** begin Recorded information **
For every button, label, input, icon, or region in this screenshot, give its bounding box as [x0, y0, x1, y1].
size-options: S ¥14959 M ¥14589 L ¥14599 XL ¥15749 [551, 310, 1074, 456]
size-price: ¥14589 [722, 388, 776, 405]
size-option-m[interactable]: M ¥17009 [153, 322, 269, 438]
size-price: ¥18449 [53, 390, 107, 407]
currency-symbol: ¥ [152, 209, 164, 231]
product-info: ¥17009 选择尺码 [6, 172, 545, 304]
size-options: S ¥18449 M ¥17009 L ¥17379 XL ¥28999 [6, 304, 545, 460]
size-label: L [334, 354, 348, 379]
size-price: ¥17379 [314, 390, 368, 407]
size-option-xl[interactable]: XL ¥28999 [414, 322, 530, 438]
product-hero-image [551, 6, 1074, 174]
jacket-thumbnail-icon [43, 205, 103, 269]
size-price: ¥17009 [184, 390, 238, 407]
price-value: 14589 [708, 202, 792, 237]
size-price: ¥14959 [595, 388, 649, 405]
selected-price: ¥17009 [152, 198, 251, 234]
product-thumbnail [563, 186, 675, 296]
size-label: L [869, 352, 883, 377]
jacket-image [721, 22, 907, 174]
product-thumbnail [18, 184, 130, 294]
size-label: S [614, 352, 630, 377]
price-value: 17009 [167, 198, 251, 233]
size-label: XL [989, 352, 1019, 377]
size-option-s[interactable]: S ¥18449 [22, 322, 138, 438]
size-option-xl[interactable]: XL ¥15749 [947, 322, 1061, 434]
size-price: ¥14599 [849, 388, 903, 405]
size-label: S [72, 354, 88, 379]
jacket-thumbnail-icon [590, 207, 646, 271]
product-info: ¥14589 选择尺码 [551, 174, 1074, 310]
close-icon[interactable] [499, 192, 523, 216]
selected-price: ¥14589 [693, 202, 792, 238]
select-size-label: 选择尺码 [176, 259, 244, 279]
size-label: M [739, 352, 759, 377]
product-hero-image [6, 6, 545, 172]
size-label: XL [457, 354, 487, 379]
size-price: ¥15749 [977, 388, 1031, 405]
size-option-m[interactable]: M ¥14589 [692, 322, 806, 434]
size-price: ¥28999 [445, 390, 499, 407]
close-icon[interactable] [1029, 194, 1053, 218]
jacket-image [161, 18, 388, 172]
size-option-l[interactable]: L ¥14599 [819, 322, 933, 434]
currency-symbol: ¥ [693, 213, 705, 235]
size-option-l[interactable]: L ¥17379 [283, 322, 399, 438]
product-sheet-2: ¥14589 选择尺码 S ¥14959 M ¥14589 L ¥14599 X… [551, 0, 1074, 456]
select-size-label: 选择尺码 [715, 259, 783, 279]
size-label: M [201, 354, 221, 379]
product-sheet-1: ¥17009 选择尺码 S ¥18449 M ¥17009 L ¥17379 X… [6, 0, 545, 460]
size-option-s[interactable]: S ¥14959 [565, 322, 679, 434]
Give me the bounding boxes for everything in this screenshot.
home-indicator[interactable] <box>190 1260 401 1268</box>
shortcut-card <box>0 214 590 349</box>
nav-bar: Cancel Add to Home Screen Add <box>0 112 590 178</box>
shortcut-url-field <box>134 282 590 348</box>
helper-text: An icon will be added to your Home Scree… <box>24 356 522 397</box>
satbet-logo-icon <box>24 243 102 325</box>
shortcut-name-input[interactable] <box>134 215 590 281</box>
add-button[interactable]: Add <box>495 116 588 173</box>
** end Recorded information **
Copy the listing above from its first line through the line containing "size-label: L [334, 354, 348, 379]", keeping every character unchanged.

Exercise output:
For every button, label, input, icon, or region in this screenshot, give its bounding box as [x0, y0, x1, y1].
size-options: S ¥14959 M ¥14589 L ¥14599 XL ¥15749 [551, 310, 1074, 456]
size-price: ¥14589 [722, 388, 776, 405]
size-option-m[interactable]: M ¥17009 [153, 322, 269, 438]
size-price: ¥18449 [53, 390, 107, 407]
currency-symbol: ¥ [152, 209, 164, 231]
product-info: ¥17009 选择尺码 [6, 172, 545, 304]
size-options: S ¥18449 M ¥17009 L ¥17379 XL ¥28999 [6, 304, 545, 460]
size-label: L [334, 354, 348, 379]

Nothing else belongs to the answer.